### MATERIAL TO PROCESS ###

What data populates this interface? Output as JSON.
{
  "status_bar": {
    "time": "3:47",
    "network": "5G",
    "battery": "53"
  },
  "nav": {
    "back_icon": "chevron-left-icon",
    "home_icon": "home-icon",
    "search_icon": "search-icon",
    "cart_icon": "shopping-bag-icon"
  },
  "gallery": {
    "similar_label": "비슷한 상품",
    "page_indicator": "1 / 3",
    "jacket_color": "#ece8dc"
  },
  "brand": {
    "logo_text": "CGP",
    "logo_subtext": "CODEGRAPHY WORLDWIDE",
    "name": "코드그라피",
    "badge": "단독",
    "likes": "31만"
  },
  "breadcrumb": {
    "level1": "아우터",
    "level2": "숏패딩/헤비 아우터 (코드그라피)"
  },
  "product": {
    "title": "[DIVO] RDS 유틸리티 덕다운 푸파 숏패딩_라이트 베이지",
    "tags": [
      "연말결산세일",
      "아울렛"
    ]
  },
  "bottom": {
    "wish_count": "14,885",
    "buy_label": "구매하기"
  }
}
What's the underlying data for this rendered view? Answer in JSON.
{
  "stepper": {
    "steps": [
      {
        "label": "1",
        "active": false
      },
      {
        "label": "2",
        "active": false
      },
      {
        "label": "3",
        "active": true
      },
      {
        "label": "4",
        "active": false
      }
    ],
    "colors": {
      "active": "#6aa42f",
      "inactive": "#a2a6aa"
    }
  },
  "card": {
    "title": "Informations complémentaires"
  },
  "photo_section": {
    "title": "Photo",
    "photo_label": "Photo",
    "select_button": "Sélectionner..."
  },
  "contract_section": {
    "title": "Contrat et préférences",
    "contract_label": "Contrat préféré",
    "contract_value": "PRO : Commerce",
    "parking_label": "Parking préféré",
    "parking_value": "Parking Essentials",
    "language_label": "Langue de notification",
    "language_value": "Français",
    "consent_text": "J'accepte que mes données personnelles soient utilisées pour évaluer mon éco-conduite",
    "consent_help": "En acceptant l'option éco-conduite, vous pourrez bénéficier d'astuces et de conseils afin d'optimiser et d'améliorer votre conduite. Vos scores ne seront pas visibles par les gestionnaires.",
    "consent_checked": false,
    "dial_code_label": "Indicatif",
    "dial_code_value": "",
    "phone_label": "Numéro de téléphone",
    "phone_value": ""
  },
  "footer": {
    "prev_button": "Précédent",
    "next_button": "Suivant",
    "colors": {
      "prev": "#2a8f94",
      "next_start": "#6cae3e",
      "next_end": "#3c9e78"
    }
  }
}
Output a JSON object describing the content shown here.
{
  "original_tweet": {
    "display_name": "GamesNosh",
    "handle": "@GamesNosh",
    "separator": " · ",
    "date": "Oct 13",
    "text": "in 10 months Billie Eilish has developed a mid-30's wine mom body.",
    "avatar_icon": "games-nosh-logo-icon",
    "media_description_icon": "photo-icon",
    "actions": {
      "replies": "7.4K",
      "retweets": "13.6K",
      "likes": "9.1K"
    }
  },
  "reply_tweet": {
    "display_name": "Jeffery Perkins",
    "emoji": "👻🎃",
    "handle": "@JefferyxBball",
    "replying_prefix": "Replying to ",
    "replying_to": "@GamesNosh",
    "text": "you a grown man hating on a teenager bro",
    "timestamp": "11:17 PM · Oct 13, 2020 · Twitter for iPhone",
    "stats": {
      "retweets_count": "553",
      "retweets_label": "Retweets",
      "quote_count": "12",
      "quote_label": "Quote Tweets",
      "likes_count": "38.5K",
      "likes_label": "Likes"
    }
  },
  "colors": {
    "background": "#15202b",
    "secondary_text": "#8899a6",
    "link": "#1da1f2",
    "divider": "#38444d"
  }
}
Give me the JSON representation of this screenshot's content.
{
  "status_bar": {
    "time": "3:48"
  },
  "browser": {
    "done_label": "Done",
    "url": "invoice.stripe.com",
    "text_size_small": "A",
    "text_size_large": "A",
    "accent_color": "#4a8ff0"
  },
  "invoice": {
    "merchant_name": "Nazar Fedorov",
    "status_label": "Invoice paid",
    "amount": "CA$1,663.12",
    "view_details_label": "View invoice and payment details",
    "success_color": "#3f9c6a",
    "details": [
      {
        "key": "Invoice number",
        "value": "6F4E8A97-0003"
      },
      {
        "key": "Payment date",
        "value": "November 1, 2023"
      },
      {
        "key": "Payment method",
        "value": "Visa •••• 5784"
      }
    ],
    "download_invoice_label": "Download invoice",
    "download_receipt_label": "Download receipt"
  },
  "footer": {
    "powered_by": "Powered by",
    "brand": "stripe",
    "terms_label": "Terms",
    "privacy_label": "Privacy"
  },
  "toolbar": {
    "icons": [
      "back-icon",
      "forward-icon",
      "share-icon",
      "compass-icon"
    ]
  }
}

###

EXERCISE REQUIREMENTS
Copy every line of the listing that contains the word "JSON".

EXERCISE RESPONSE
What data populates this interface? Output as JSON.
What's the underlying data for this rendered view? Answer in JSON.
Output a JSON object describing the content shown here.
Give me the JSON representation of this screenshot's content.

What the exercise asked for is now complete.